Taking on BPA

The chemical industry’s foremost trade association is embroiled in the controversy over Bisphenol A, the primary compound in the polycarbonate that lines food and beverage cans and comprises most hard plastic products. Recent studies suggest that BPA is as dangerous as it is ubiquitous. The press is catching on. Prominent columnists like The New York Times’ Nicholas D. Kristof ’82 have honed in on BPA as a potential health threat. An estrogen-mimicking compound, BPA is thought to have disruptive effects on the endocrine system, causing reproductive abnormalities and elevating risks of prostate or breast cancer, cardiovascular disease, and diabetes.

Although scientists, environmentalists, and consumer advocates have long petitioned for a federal ban on BPA in manufactured goods, the Federal Drug Agency has been reluctant to acknowledge the potential health risks associated with BPA.

Last July, the FDA banned the use of BPA in baby bottles and toddlers’ sippy cups. In good faith, consumer advocates perceived this move as a step in the direction of a federal crackdown on BPA. Few realized that the regulation was in direct compliance with a request from the American Chemistry Council, a trade association that represents all major companies in the global chemical manufacturing industry, including most manufacturers of BPA.

> EXTRACTED RECORDS

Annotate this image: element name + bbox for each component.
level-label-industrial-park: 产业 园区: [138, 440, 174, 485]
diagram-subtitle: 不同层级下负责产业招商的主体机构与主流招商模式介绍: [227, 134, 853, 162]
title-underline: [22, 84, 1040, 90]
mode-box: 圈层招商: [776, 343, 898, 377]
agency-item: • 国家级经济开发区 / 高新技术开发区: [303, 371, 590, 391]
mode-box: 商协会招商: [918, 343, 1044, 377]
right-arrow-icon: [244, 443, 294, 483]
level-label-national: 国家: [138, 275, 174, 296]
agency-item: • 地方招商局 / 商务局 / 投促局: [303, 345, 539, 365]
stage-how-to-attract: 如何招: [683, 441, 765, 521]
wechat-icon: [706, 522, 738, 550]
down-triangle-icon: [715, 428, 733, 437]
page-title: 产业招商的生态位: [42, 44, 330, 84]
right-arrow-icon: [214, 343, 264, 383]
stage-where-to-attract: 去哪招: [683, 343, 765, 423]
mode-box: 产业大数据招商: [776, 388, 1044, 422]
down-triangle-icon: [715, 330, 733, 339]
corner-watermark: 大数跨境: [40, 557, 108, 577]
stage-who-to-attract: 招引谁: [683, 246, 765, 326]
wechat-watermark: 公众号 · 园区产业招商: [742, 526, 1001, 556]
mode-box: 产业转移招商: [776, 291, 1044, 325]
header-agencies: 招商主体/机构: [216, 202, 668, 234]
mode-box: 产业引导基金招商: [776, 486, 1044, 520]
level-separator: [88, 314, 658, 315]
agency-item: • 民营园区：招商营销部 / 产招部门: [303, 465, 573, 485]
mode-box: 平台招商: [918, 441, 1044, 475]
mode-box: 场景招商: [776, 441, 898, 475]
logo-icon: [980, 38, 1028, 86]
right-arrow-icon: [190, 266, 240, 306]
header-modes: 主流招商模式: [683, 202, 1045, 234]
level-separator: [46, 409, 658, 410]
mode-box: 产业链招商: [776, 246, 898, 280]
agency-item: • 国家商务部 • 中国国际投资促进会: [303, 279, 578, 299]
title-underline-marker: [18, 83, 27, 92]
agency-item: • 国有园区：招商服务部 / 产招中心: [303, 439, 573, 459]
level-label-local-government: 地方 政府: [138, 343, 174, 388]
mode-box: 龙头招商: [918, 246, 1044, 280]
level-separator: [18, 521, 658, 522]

> YOUR INSTRUCTIONS
Copy the BPA article between "The chemical industry’s" and "associated with BPA.", inclusive, changing "ubiquitous" to "widespread".

> ANSWER
The chemical industry’s foremost trade association is embroiled in the controversy over Bisphenol A, the primary compound in the polycarbonate that lines food and beverage cans and comprises most hard plastic products. Recent studies suggest that BPA is as dangerous as it is widespread. The press is catching on. Prominent columnists like The New York Times’ Nicholas D. Kristof ’82 have honed in on BPA as a potential health threat. An estrogen-mimicking compound, BPA is thought to have disruptive effects on the endocrine system, causing reproductive abnormalities and elevating risks of prostate or breast cancer, cardiovascular disease, and diabetes.

Although scientists, environmentalists, and consumer advocates have long petitioned for a federal ban on BPA in manufactured goods, the Federal Drug Agency has been reluctant to acknowledge the potential health risks associated with BPA.